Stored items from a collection

•••

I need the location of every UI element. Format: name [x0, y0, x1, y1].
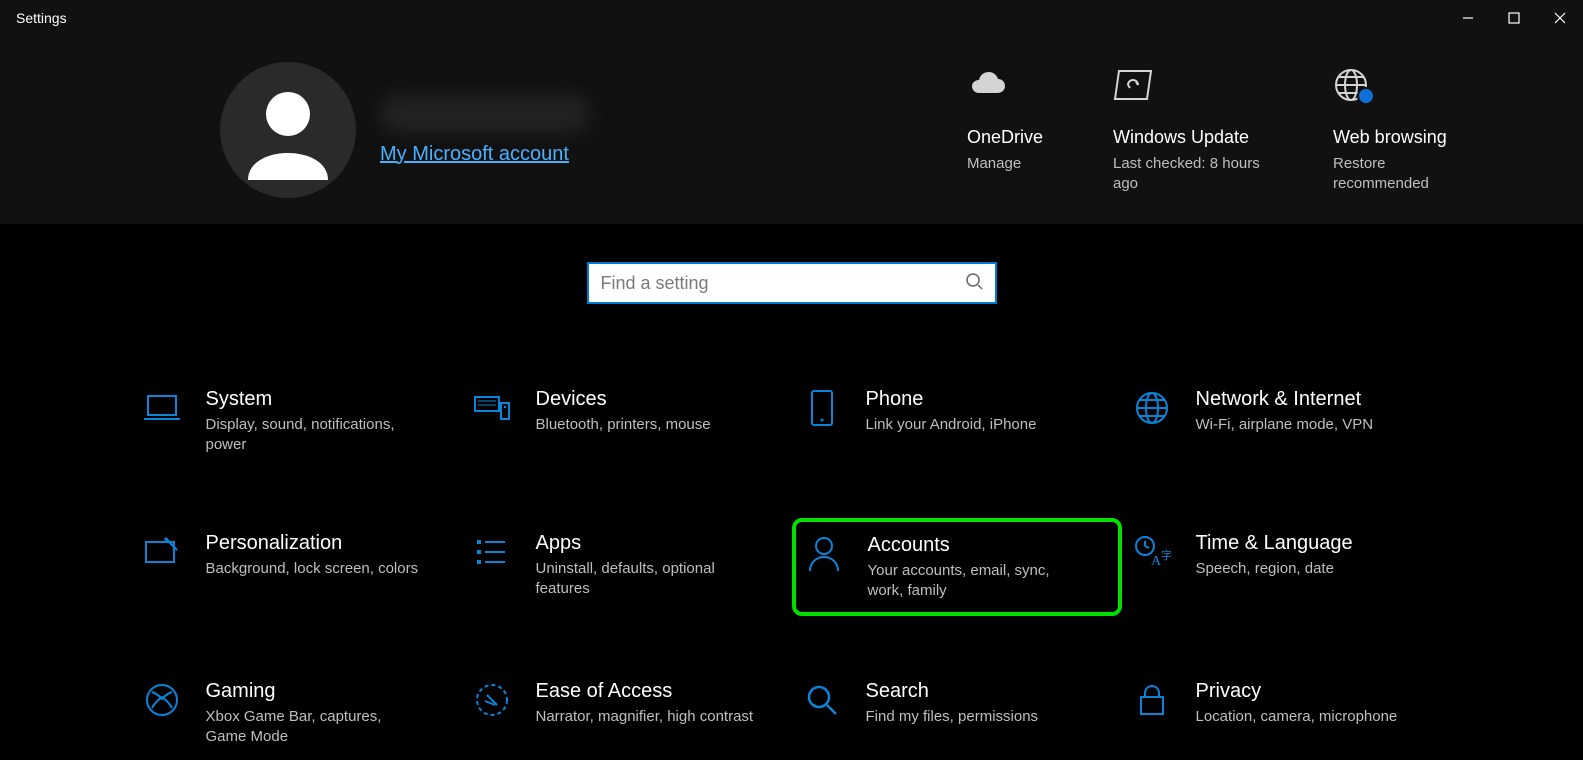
svg-text:字: 字	[1161, 548, 1171, 562]
search-icon	[965, 272, 983, 295]
category-title: Accounts	[868, 534, 1088, 557]
search-input[interactable]	[601, 273, 965, 294]
close-icon	[1554, 12, 1566, 24]
user-avatar[interactable]	[220, 62, 356, 198]
category-title: Gaming	[206, 680, 426, 703]
category-sub: Your accounts, email, sync, work, family	[868, 561, 1088, 600]
keyboard-icon	[472, 388, 512, 428]
globe-network-icon	[1132, 388, 1172, 428]
apps-list-icon	[472, 532, 512, 572]
minimize-button[interactable]	[1445, 0, 1491, 36]
globe-icon	[1333, 67, 1369, 103]
category-title: System	[206, 388, 426, 411]
phone-icon	[802, 388, 842, 428]
my-microsoft-account-link[interactable]: My Microsoft account	[380, 143, 590, 166]
category-time-language[interactable]: A字 Time & Language Speech, region, date	[1122, 518, 1452, 616]
window-title: Settings	[16, 10, 67, 26]
category-sub: Narrator, magnifier, high contrast	[536, 707, 754, 727]
person-icon	[804, 534, 844, 574]
update-sub: Last checked: 8 hours ago	[1113, 154, 1263, 193]
category-search[interactable]: Search Find my files, permissions	[792, 666, 1122, 760]
settings-header: My Microsoft account OneDrive Manage Win…	[0, 36, 1583, 224]
magnifier-icon	[802, 680, 842, 720]
ease-of-access-icon	[472, 680, 512, 720]
cloud-icon	[967, 67, 1007, 103]
update-title: Windows Update	[1113, 127, 1249, 148]
category-title: Devices	[536, 388, 711, 411]
windows-update-tile[interactable]: Windows Update Last checked: 8 hours ago	[1113, 67, 1263, 193]
category-sub: Find my files, permissions	[866, 707, 1039, 727]
lock-icon	[1132, 680, 1172, 720]
title-bar: Settings	[0, 0, 1583, 36]
category-sub: Link your Android, iPhone	[866, 415, 1037, 435]
maximize-button[interactable]	[1491, 0, 1537, 36]
category-grid: System Display, sound, notifications, po…	[132, 374, 1452, 760]
category-gaming[interactable]: Gaming Xbox Game Bar, captures, Game Mod…	[132, 666, 462, 760]
category-network[interactable]: Network & Internet Wi-Fi, airplane mode,…	[1122, 374, 1452, 468]
xbox-icon	[142, 680, 182, 720]
user-name-redacted	[380, 95, 590, 133]
web-browsing-tile[interactable]: Web browsing Restore recommended	[1333, 67, 1483, 193]
avatar-icon	[238, 80, 338, 180]
category-privacy[interactable]: Privacy Location, camera, microphone	[1122, 666, 1452, 760]
category-sub: Speech, region, date	[1196, 559, 1353, 579]
category-devices[interactable]: Devices Bluetooth, printers, mouse	[462, 374, 792, 468]
category-sub: Location, camera, microphone	[1196, 707, 1398, 727]
paintbrush-icon	[142, 532, 182, 572]
category-system[interactable]: System Display, sound, notifications, po…	[132, 374, 462, 468]
window-controls	[1445, 0, 1583, 36]
maximize-icon	[1508, 12, 1520, 24]
onedrive-title: OneDrive	[967, 127, 1043, 148]
category-personalization[interactable]: Personalization Background, lock screen,…	[132, 518, 462, 616]
category-title: Time & Language	[1196, 532, 1353, 555]
category-title: Personalization	[206, 532, 419, 555]
category-title: Apps	[536, 532, 756, 555]
update-icon	[1113, 67, 1153, 103]
browsing-sub: Restore recommended	[1333, 154, 1483, 193]
category-title: Network & Internet	[1196, 388, 1374, 411]
user-info: My Microsoft account	[380, 95, 590, 166]
laptop-icon	[142, 388, 182, 428]
category-sub: Bluetooth, printers, mouse	[536, 415, 711, 435]
onedrive-sub: Manage	[967, 154, 1021, 174]
category-title: Ease of Access	[536, 680, 754, 703]
category-ease-of-access[interactable]: Ease of Access Narrator, magnifier, high…	[462, 666, 792, 760]
category-sub: Display, sound, notifications, power	[206, 415, 426, 454]
category-title: Privacy	[1196, 680, 1398, 703]
category-accounts[interactable]: Accounts Your accounts, email, sync, wor…	[792, 518, 1122, 616]
browsing-title: Web browsing	[1333, 127, 1447, 148]
settings-main: System Display, sound, notifications, po…	[0, 224, 1583, 760]
minimize-icon	[1462, 12, 1474, 24]
category-sub: Wi-Fi, airplane mode, VPN	[1196, 415, 1374, 435]
category-sub: Xbox Game Bar, captures, Game Mode	[206, 707, 426, 746]
category-apps[interactable]: Apps Uninstall, defaults, optional featu…	[462, 518, 792, 616]
category-title: Search	[866, 680, 1039, 703]
category-title: Phone	[866, 388, 1037, 411]
close-button[interactable]	[1537, 0, 1583, 36]
header-tiles: OneDrive Manage Windows Update Last chec…	[967, 67, 1483, 193]
notification-badge	[1357, 87, 1375, 105]
search-box[interactable]	[587, 262, 997, 304]
clock-language-icon: A字	[1132, 532, 1172, 572]
category-sub: Background, lock screen, colors	[206, 559, 419, 579]
onedrive-tile[interactable]: OneDrive Manage	[967, 67, 1043, 193]
category-phone[interactable]: Phone Link your Android, iPhone	[792, 374, 1122, 468]
category-sub: Uninstall, defaults, optional features	[536, 559, 756, 598]
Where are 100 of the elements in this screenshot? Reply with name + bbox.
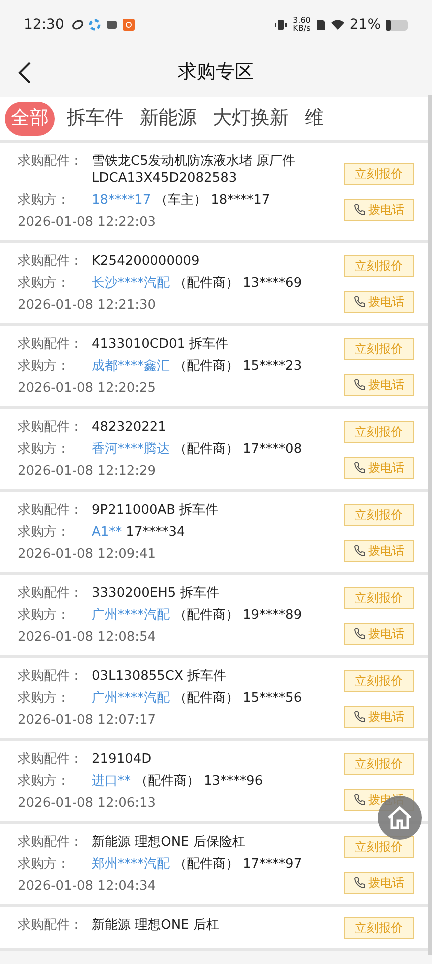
call-button[interactable]: 拨电话 [344,290,414,312]
buyer-link[interactable]: 长沙****汽配 [92,275,170,292]
field-label: 求购方： [18,690,71,707]
category-tab[interactable]: 大灯换新 [209,102,293,136]
buyer-role: （配件商） [174,607,239,624]
buyer-link[interactable]: 成都****鑫汇 [92,358,170,375]
battery-icon [386,20,408,30]
timestamp: 2026-01-08 12:07:17 [18,712,158,729]
field-label: 求购配件： [18,336,84,353]
buyer-role: （配件商） [135,773,200,790]
category-tab[interactable]: 全部 [5,102,55,136]
category-tab[interactable]: 拆车件 [63,102,128,136]
app-icon [72,19,84,31]
field-label: 求购配件： [18,917,84,934]
field-label: 求购配件： [18,834,84,851]
phone-icon [354,462,366,474]
call-button[interactable]: 拨电话 [344,199,414,221]
quote-button[interactable]: 立刻报价 [344,836,414,858]
timestamp: 2026-01-08 12:04:34 [18,878,158,895]
field-label: 求购配件： [18,668,84,685]
field-label: 求购配件： [18,751,84,768]
timestamp: 2026-01-08 12:09:41 [18,546,158,563]
quote-button[interactable]: 立刻报价 [344,504,414,526]
buyer-role: （配件商） [174,856,239,873]
app-icon [123,19,136,31]
field-label: 求购方： [18,856,71,873]
app-icon [106,19,118,31]
phone-number: 13****69 [243,275,302,292]
part-name: 9P211000AB 拆车件 [92,502,220,519]
field-label: 求购方： [18,441,71,458]
call-button[interactable]: 拨电话 [344,540,414,562]
quote-button[interactable]: 立刻报价 [344,420,414,442]
buyer-link[interactable]: 香河****腾达 [92,441,170,458]
net-speed: 3.60 [293,17,311,25]
phone-number: 17****34 [126,524,186,541]
buyer-link[interactable]: 18****17 [92,192,152,209]
quote-button[interactable]: 立刻报价 [344,163,414,185]
back-icon[interactable] [18,62,32,84]
quote-button[interactable]: 立刻报价 [344,586,414,608]
phone-number: 19****89 [243,607,302,624]
quote-button[interactable]: 立刻报价 [344,338,414,360]
phone-icon [354,876,366,888]
quote-button[interactable]: 立刻报价 [344,917,414,939]
phone-icon [354,296,366,308]
app-icon [89,19,102,31]
quote-button[interactable]: 立刻报价 [344,254,414,276]
buyer-role: （配件商） [174,358,239,375]
call-button[interactable]: 拨电话 [344,622,414,644]
phone-number: 15****56 [243,690,302,707]
sim-icon [316,19,326,31]
field-label: 求购方： [18,607,71,624]
part-name: 03L130855CX 拆车件 [92,668,228,685]
field-label: 求购方： [18,192,71,209]
field-label: 求购方： [18,358,71,375]
buyer-role: （车主） [155,192,208,209]
part-name: 新能源 理想ONE 后杠 [92,917,220,934]
phone-number: 18****17 [211,192,270,209]
field-label: 求购方： [18,524,71,541]
part-name: 482320221 [92,419,168,436]
buyer-role: （配件商） [174,690,239,707]
timestamp: 2026-01-08 12:08:54 [18,629,158,646]
page-title: 求购专区 [178,60,254,86]
buyer-link[interactable]: 进口** [92,773,131,790]
buyer-link[interactable]: 郑州****汽配 [92,856,170,873]
phone-icon [354,204,366,216]
net-unit: KB/s [293,25,311,33]
timestamp: 2026-01-08 12:21:30 [18,297,158,314]
phone-number: 17****97 [243,856,302,873]
wifi-icon [330,19,345,31]
phone-number: 17****08 [243,441,302,458]
phone-number: 15****23 [243,358,302,375]
part-name: 219104D [92,751,153,768]
part-name: 新能源 理想ONE 后保险杠 [92,834,246,851]
field-label: 求购配件： [18,585,84,602]
timestamp: 2026-01-08 12:20:25 [18,380,158,397]
field-label: 求购配件： [18,153,84,171]
part-name: 雪铁龙C5发动机防冻液水堵 原厂件 LDCA13X45D2082583 [92,153,296,187]
quote-button[interactable]: 立刻报价 [344,752,414,774]
buyer-role: （配件商） [174,275,239,292]
quote-button[interactable]: 立刻报价 [344,670,414,692]
call-button[interactable]: 拨电话 [344,706,414,728]
field-label: 求购方： [18,773,71,790]
vibrate-icon [274,19,288,31]
timestamp: 2026-01-08 12:06:13 [18,795,158,812]
timestamp: 2026-01-08 12:12:29 [18,463,158,480]
part-name: 4133010CD01 拆车件 [92,336,230,353]
category-tab[interactable]: 新能源 [136,102,201,136]
phone-icon [354,544,366,556]
phone-icon [354,710,366,722]
buyer-link[interactable]: 广州****汽配 [92,690,170,707]
buyer-link[interactable]: 广州****汽配 [92,607,170,624]
part-name: 3330200EH5 拆车件 [92,585,220,602]
buyer-link[interactable]: A1** [92,524,122,541]
field-label: 求购配件： [18,419,84,436]
call-button[interactable]: 拨电话 [344,872,414,894]
call-button[interactable]: 拨电话 [344,374,414,396]
call-button[interactable]: 拨电话 [344,456,414,478]
phone-icon [354,378,366,390]
field-label: 求购配件： [18,253,84,270]
category-tab[interactable]: 维 [301,102,328,136]
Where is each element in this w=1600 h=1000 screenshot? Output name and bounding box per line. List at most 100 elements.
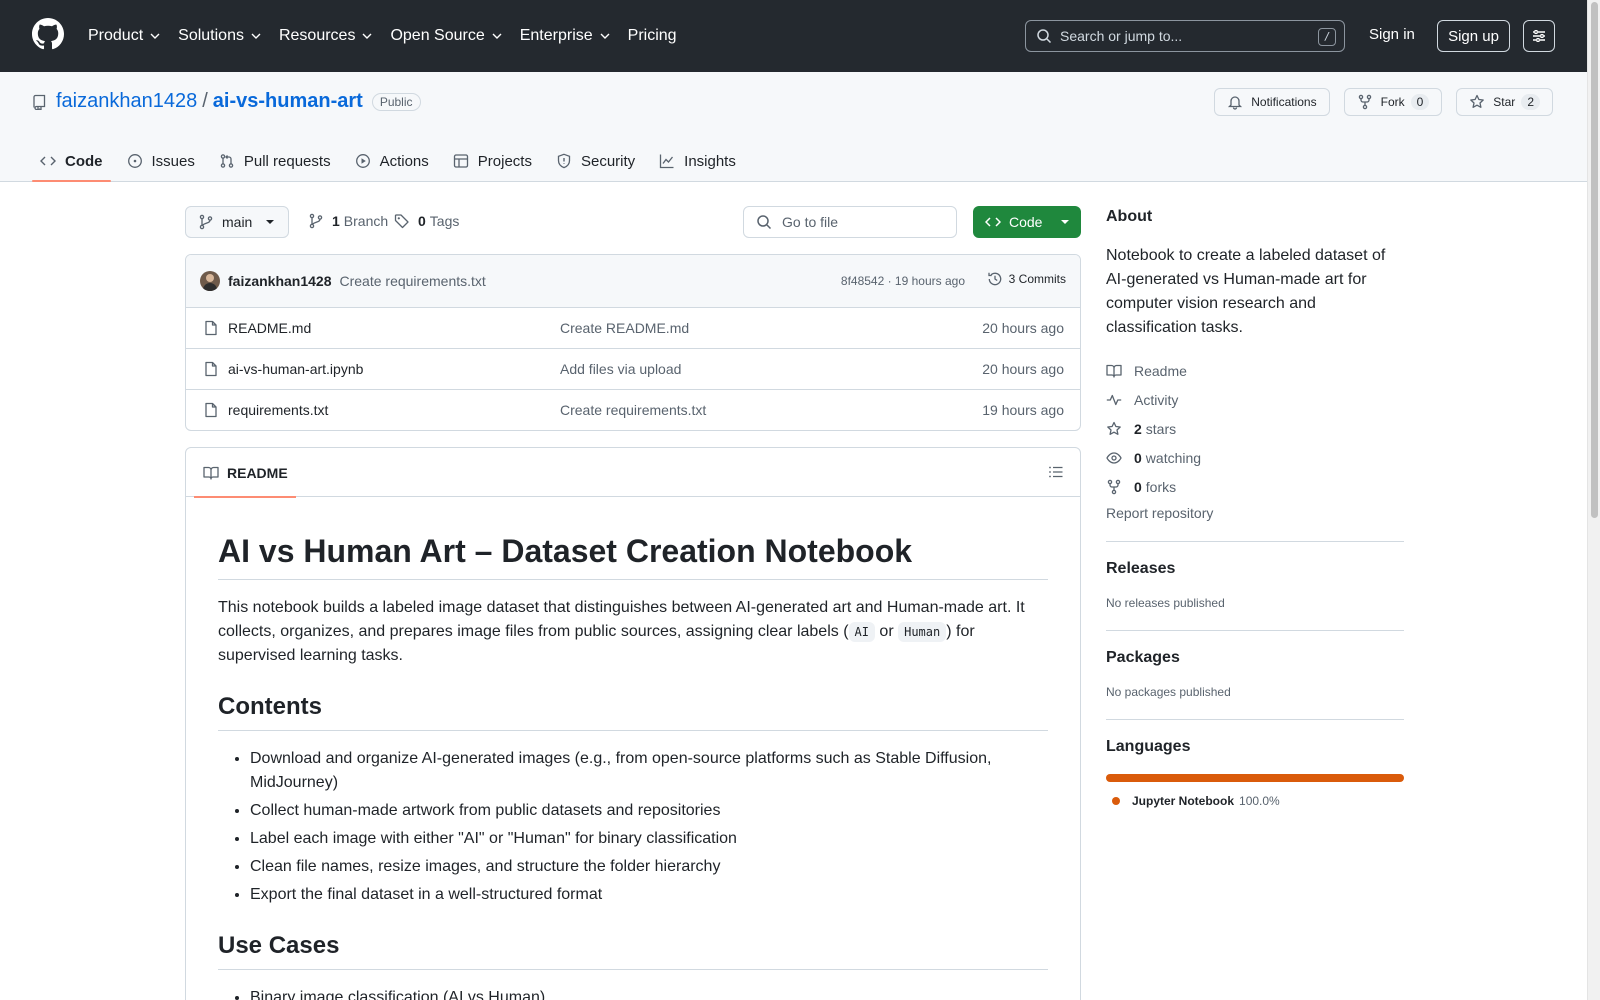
releases-heading[interactable]: Releases bbox=[1106, 560, 1404, 578]
readme-tab-label: README bbox=[227, 464, 288, 481]
tab-issues-label: Issues bbox=[151, 152, 195, 170]
graph-icon bbox=[660, 154, 674, 169]
notifications-button[interactable]: Notifications bbox=[1214, 88, 1330, 116]
file-commit-message[interactable]: Add files via upload bbox=[560, 361, 681, 377]
list-unordered-icon[interactable] bbox=[1048, 464, 1064, 480]
file-name-link[interactable]: README.md bbox=[228, 320, 311, 336]
nav-enterprise-label: Enterprise bbox=[519, 27, 593, 44]
tags-link[interactable]: 0 Tags bbox=[394, 213, 459, 229]
file-row[interactable]: README.md Create README.md 20 hours ago bbox=[186, 308, 1080, 349]
tab-pull-requests[interactable]: Pull requests bbox=[211, 140, 339, 182]
forks-count: 0 bbox=[1134, 478, 1142, 495]
readme-tab[interactable]: README bbox=[194, 448, 296, 498]
file-row[interactable]: ai-vs-human-art.ipynb Add files via uplo… bbox=[186, 349, 1080, 390]
nav-resources[interactable]: Resources bbox=[279, 27, 373, 45]
file-icon bbox=[205, 320, 217, 336]
caret-down-icon bbox=[266, 220, 274, 224]
tags-label: Tags bbox=[429, 213, 460, 229]
about-description: Notebook to create a labeled dataset of … bbox=[1106, 247, 1386, 336]
packages-section: Packages No packages published bbox=[1106, 630, 1404, 699]
readme-link-label: Readme bbox=[1134, 362, 1187, 379]
avatar[interactable] bbox=[200, 271, 220, 291]
commit-author-link[interactable]: faizankhan1428 bbox=[228, 273, 332, 289]
language-item[interactable]: Jupyter Notebook 100.0% bbox=[1112, 794, 1404, 808]
watching-link[interactable]: 0 watching bbox=[1106, 443, 1404, 472]
search-shortcut-key: / bbox=[1318, 28, 1336, 46]
activity-link[interactable]: Activity bbox=[1106, 385, 1404, 414]
fork-button[interactable]: Fork 0 bbox=[1343, 88, 1443, 116]
tab-security[interactable]: Security bbox=[548, 140, 643, 182]
repo-actions: Notifications Fork 0 Star 2 bbox=[1200, 88, 1553, 116]
list-item: Collect human-made artwork from public d… bbox=[250, 799, 1048, 823]
stars-link[interactable]: 2 stars bbox=[1106, 414, 1404, 443]
sign-up-button[interactable]: Sign up bbox=[1437, 20, 1510, 52]
report-repository-link[interactable]: Report repository bbox=[1106, 505, 1404, 521]
file-name-link[interactable]: requirements.txt bbox=[228, 402, 328, 418]
sign-in-link[interactable]: Sign in bbox=[1369, 26, 1415, 43]
nav-solutions[interactable]: Solutions bbox=[178, 27, 262, 45]
file-commit-date: 20 hours ago bbox=[982, 320, 1064, 336]
tab-issues[interactable]: Issues bbox=[119, 140, 203, 182]
code-dropdown-button[interactable]: Code bbox=[973, 206, 1081, 238]
menu-button[interactable] bbox=[1523, 20, 1555, 52]
list-item: Binary image classification (AI vs Human… bbox=[250, 986, 1048, 1000]
book-icon bbox=[203, 466, 219, 480]
file-icon bbox=[205, 361, 217, 377]
nav-product[interactable]: Product bbox=[88, 27, 161, 45]
nav-open-source[interactable]: Open Source bbox=[390, 27, 502, 45]
about-links: Readme Activity 2 stars 0 watching 0 for… bbox=[1106, 356, 1404, 501]
issue-opened-icon bbox=[127, 154, 142, 168]
git-pull-request-icon bbox=[220, 154, 234, 168]
nav-pricing-label: Pricing bbox=[627, 27, 677, 44]
file-commit-message[interactable]: Create README.md bbox=[560, 320, 689, 336]
bell-icon bbox=[1228, 96, 1243, 110]
go-to-file-placeholder: Go to file bbox=[782, 214, 839, 230]
nav-pricing[interactable]: Pricing bbox=[628, 27, 677, 45]
forks-link[interactable]: 0 forks bbox=[1106, 472, 1404, 501]
page-scrollbar[interactable] bbox=[1587, 0, 1600, 1000]
branch-select-button[interactable]: main bbox=[185, 206, 289, 238]
pulse-icon bbox=[1106, 394, 1122, 405]
commits-count: 3 Commits bbox=[1008, 272, 1066, 286]
contents-list: Download and organize AI-generated image… bbox=[218, 747, 1048, 907]
repo-owner-link[interactable]: faizankhan1428 bbox=[56, 90, 197, 113]
packages-note: No packages published bbox=[1106, 685, 1231, 699]
file-commit-message[interactable]: Create requirements.txt bbox=[560, 402, 706, 418]
tab-code[interactable]: Code bbox=[32, 140, 111, 182]
chevron-down-icon bbox=[600, 33, 610, 39]
scrollbar-thumb[interactable] bbox=[1591, 2, 1598, 518]
latest-commit-row: faizankhan1428 Create requirements.txt 8… bbox=[186, 255, 1080, 308]
go-to-file-input[interactable]: Go to file bbox=[743, 206, 957, 238]
caret-down-icon bbox=[1061, 220, 1069, 224]
about-heading: About bbox=[1106, 208, 1153, 225]
chevron-down-icon bbox=[362, 33, 372, 39]
commit-message-link[interactable]: Create requirements.txt bbox=[340, 273, 486, 289]
fork-count: 0 bbox=[1410, 94, 1430, 110]
readme-content: AI vs Human Art – Dataset Creation Noteb… bbox=[186, 531, 1080, 1000]
global-header: Product Solutions Resources Open Source … bbox=[0, 0, 1587, 72]
packages-heading[interactable]: Packages bbox=[1106, 649, 1404, 667]
code-button-label: Code bbox=[1009, 214, 1043, 230]
tags-count: 0 bbox=[418, 213, 426, 229]
global-search-input[interactable]: Search or jump to... / bbox=[1025, 20, 1345, 52]
tab-pull-requests-label: Pull requests bbox=[243, 152, 331, 170]
readme-intro: This notebook builds a labeled image dat… bbox=[218, 596, 1048, 668]
file-row[interactable]: requirements.txt Create requirements.txt… bbox=[186, 390, 1080, 430]
commits-history-link[interactable]: 3 Commits bbox=[987, 271, 1066, 287]
tab-insights[interactable]: Insights bbox=[651, 140, 744, 182]
file-name-link[interactable]: ai-vs-human-art.ipynb bbox=[228, 361, 363, 377]
repo-icon bbox=[33, 94, 46, 110]
star-button[interactable]: Star 2 bbox=[1456, 88, 1553, 116]
repo-name-link[interactable]: ai-vs-human-art bbox=[213, 90, 363, 113]
use-cases-heading: Use Cases bbox=[218, 931, 1048, 970]
tab-actions[interactable]: Actions bbox=[347, 140, 437, 182]
list-item: Download and organize AI-generated image… bbox=[250, 747, 1048, 795]
readme-link[interactable]: Readme bbox=[1106, 356, 1404, 385]
tab-projects[interactable]: Projects bbox=[445, 140, 540, 182]
readme-title: AI vs Human Art – Dataset Creation Noteb… bbox=[218, 531, 1048, 580]
github-logo-icon[interactable] bbox=[32, 18, 64, 50]
about-sidebar: About Notebook to create a labeled datas… bbox=[1106, 208, 1404, 808]
branches-link[interactable]: 1 Branch bbox=[308, 213, 388, 229]
commit-sha-time[interactable]: 8f48542 · 19 hours ago bbox=[841, 274, 965, 288]
nav-enterprise[interactable]: Enterprise bbox=[520, 27, 611, 45]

•••

AIM OF THE TASK - Please copy everything in the listing from the line containing "call-button[interactable]: 拨电话 [344,290,414,312]" down to the line containing "app-icon [72,19,84,31]", keeping each line identical.

RIGHT ANSWER -
call-button[interactable]: 拨电话 [344,290,414,312]
buyer-link[interactable]: 长沙****汽配 [92,275,170,292]
field-label: 求购方： [18,690,71,707]
category-tab[interactable]: 大灯换新 [209,102,293,136]
buyer-role: （配件商） [174,607,239,624]
buyer-link[interactable]: 成都****鑫汇 [92,358,170,375]
battery-icon [386,20,408,30]
timestamp: 2026-01-08 12:07:17 [18,712,158,729]
field-label: 求购配件： [18,336,84,353]
buyer-role: （配件商） [135,773,200,790]
category-tab[interactable]: 全部 [5,102,55,136]
category-tab[interactable]: 拆车件 [63,102,128,136]
app-icon [72,19,84,31]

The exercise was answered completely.